-- Start of THE DATA --

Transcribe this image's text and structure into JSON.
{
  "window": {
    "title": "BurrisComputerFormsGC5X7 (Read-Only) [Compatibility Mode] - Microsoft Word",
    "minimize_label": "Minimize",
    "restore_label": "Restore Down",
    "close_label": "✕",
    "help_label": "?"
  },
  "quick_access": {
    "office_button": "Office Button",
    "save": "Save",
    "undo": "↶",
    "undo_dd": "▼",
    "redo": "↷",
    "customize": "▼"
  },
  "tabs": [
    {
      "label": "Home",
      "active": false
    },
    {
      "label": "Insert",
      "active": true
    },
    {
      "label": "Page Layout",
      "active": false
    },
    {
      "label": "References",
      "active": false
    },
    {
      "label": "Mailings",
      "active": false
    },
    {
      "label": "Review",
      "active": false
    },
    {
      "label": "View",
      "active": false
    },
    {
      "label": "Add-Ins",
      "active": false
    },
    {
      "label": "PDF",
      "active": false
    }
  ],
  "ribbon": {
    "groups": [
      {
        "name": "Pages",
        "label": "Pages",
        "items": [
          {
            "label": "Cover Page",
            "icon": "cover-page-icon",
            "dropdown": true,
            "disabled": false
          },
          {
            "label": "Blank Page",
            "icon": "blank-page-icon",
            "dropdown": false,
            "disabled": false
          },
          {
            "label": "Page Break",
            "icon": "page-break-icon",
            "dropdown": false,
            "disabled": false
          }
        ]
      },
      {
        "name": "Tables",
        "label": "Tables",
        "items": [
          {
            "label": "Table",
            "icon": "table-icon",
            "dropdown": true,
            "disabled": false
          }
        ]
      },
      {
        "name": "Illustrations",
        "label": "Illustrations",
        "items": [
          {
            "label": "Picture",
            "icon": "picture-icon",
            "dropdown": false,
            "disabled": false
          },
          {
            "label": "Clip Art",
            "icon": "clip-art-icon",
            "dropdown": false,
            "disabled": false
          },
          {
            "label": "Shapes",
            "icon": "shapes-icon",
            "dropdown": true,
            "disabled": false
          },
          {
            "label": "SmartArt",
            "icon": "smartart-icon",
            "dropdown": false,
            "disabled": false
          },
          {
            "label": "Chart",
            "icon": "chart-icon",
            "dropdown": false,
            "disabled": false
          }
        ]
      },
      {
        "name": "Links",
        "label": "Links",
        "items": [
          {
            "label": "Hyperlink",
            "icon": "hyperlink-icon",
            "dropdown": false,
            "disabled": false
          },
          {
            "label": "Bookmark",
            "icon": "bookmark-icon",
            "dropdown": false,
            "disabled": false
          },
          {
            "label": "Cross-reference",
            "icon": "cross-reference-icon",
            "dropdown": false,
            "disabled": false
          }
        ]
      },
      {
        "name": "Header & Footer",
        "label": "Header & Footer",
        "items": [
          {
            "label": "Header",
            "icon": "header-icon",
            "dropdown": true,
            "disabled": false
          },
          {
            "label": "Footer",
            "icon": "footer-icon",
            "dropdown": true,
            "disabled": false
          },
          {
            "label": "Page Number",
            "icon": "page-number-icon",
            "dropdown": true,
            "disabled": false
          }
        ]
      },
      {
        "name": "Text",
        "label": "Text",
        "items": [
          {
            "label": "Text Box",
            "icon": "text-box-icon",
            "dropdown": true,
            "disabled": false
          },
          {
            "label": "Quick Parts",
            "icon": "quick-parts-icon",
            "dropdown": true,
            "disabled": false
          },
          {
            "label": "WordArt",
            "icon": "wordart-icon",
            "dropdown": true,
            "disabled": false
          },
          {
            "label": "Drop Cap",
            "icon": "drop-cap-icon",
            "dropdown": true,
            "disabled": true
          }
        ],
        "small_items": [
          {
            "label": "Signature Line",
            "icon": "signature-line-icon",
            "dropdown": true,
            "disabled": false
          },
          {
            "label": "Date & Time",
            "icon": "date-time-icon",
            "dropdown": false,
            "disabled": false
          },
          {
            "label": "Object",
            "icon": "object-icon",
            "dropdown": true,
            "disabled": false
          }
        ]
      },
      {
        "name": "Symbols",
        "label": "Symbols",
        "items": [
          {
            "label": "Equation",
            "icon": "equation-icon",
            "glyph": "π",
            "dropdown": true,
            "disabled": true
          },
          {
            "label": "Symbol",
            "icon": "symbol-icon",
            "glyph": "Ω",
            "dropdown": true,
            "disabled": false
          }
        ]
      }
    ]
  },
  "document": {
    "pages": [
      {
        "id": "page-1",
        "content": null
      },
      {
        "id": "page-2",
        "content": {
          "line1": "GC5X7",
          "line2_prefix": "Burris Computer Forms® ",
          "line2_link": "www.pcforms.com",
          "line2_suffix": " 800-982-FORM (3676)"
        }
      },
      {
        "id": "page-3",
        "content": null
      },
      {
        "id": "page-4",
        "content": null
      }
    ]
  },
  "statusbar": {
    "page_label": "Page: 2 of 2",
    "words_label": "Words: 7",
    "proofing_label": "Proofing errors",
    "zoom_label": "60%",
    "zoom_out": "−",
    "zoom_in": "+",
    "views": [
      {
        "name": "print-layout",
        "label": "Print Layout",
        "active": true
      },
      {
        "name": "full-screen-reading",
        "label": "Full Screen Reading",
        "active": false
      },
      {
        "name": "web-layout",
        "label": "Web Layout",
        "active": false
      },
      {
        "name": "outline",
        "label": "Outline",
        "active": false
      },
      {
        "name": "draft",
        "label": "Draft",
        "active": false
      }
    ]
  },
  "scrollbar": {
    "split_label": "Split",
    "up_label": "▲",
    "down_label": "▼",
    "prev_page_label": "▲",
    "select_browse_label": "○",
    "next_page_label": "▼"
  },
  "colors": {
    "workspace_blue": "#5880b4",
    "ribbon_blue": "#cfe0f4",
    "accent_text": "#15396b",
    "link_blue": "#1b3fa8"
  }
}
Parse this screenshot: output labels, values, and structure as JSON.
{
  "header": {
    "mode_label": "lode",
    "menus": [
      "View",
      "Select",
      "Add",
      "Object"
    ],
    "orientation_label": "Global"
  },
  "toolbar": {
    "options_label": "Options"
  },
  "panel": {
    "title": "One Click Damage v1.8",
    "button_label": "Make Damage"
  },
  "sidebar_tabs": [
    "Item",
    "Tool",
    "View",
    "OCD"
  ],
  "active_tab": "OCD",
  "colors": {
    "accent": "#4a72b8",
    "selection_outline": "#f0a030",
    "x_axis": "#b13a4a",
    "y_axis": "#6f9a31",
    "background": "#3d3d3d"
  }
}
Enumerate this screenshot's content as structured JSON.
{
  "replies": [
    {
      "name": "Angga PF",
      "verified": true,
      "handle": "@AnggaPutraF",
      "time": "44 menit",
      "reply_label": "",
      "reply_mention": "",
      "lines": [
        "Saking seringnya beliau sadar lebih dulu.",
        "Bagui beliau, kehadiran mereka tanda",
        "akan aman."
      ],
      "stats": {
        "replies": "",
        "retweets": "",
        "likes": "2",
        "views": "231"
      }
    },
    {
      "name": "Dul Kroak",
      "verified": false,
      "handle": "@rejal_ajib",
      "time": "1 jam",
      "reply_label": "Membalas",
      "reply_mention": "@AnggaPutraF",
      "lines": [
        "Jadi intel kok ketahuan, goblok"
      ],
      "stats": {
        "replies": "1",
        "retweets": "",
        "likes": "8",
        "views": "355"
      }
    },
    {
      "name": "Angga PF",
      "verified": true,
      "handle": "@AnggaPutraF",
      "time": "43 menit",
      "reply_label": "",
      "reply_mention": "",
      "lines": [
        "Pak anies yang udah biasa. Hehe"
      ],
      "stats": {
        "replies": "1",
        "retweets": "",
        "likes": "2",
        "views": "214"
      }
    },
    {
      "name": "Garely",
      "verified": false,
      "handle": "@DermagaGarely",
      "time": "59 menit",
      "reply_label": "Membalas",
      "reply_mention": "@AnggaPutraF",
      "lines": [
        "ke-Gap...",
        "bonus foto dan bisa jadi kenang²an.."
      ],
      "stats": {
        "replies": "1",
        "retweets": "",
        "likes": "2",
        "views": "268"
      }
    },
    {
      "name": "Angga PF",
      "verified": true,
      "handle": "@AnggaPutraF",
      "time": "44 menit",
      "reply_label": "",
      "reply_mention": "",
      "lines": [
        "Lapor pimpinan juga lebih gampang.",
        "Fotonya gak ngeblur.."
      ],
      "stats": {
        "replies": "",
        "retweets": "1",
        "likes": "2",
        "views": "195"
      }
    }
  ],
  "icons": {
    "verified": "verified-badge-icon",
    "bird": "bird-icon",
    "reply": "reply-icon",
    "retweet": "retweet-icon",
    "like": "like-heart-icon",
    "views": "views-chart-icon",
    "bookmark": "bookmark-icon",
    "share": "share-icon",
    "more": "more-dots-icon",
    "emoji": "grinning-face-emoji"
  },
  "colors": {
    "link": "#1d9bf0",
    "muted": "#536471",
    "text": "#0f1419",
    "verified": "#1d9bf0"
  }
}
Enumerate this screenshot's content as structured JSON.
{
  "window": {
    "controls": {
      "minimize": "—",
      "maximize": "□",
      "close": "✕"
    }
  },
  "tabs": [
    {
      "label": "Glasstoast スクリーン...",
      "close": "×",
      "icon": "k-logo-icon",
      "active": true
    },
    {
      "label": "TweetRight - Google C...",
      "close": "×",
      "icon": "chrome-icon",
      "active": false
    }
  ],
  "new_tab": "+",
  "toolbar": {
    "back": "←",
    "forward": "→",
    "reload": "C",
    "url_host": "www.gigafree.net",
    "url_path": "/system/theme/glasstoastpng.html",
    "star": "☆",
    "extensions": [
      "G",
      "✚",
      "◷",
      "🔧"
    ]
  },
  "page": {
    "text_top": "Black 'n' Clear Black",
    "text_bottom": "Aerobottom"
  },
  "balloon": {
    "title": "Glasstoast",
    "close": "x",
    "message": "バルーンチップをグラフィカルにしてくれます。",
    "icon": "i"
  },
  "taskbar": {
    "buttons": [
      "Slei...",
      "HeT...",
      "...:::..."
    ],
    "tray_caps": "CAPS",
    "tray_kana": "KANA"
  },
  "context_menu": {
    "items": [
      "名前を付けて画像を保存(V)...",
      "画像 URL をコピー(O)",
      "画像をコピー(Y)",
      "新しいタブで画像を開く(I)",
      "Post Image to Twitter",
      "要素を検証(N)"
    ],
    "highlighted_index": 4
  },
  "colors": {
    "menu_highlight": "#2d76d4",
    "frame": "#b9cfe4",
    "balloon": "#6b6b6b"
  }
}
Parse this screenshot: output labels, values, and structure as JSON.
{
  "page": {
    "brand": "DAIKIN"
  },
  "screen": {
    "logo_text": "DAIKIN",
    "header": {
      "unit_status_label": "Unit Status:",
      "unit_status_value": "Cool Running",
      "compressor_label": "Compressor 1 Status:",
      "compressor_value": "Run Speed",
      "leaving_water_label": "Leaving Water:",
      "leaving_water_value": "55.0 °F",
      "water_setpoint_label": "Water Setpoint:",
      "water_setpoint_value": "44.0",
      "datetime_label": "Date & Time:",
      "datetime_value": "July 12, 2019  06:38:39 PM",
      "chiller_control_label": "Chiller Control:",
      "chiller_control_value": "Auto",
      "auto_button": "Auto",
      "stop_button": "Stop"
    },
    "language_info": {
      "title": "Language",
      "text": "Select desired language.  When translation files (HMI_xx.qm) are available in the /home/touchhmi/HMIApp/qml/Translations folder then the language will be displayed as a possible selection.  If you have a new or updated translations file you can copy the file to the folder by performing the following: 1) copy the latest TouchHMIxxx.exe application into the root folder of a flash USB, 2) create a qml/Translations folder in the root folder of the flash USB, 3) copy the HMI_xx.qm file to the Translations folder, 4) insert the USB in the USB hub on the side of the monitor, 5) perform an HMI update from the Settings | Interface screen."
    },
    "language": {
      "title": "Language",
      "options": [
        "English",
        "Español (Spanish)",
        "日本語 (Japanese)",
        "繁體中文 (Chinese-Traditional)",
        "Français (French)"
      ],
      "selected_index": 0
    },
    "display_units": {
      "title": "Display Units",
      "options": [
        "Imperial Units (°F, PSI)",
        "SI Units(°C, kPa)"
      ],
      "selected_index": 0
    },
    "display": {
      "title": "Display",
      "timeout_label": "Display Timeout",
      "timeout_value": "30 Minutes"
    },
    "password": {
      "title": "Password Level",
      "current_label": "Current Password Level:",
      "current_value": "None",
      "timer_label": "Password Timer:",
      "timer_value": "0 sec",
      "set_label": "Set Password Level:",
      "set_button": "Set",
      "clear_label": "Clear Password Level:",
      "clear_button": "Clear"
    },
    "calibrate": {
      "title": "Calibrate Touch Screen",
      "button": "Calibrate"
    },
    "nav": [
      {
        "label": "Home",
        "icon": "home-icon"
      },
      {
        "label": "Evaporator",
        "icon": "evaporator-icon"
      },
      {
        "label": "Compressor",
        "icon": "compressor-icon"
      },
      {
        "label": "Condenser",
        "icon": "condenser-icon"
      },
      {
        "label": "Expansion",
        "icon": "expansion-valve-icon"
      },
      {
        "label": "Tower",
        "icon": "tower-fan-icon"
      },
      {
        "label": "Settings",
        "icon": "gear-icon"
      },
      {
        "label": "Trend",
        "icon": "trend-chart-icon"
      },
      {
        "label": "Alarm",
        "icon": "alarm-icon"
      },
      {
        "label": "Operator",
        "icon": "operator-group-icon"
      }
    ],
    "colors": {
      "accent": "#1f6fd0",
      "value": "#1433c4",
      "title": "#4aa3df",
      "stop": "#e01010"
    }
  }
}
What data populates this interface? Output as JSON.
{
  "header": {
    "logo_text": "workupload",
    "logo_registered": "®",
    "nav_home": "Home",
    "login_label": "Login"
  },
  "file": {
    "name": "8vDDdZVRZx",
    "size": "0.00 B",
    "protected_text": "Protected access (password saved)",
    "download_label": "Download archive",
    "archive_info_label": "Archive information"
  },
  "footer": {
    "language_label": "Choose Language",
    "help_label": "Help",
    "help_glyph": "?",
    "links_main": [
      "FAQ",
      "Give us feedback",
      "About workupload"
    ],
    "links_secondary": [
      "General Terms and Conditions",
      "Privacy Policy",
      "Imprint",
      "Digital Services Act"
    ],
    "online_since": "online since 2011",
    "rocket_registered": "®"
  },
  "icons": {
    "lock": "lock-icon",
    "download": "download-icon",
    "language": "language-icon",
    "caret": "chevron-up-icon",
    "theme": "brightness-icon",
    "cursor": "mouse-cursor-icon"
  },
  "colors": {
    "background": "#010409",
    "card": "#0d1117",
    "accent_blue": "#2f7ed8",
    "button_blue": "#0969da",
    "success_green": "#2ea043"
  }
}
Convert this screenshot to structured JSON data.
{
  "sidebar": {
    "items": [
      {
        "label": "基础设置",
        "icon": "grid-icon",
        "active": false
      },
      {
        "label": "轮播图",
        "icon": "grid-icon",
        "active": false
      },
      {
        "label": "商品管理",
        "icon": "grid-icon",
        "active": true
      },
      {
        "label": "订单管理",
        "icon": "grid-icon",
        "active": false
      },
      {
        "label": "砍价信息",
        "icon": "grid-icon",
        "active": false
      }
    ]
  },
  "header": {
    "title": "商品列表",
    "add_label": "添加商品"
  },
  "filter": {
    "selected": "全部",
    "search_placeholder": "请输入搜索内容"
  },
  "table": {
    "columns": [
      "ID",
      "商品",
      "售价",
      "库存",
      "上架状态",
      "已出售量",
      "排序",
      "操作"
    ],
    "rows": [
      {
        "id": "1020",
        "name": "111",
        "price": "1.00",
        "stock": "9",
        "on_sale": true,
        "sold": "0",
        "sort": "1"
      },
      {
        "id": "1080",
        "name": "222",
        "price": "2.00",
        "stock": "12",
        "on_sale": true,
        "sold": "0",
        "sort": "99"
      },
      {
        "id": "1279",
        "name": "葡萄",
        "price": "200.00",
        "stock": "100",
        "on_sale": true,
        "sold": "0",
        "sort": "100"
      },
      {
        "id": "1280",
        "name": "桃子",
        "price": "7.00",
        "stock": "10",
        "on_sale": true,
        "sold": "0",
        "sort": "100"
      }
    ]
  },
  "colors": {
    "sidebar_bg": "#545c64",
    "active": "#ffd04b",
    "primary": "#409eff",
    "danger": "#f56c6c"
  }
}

-- End of THE DATA --

- _PROBLEM STATEMENT_
From the entries above, extract every line where the word "workupload" appears.

- _PROBLEM SOLUTION_
    "logo_text": "workupload",
      "About workupload"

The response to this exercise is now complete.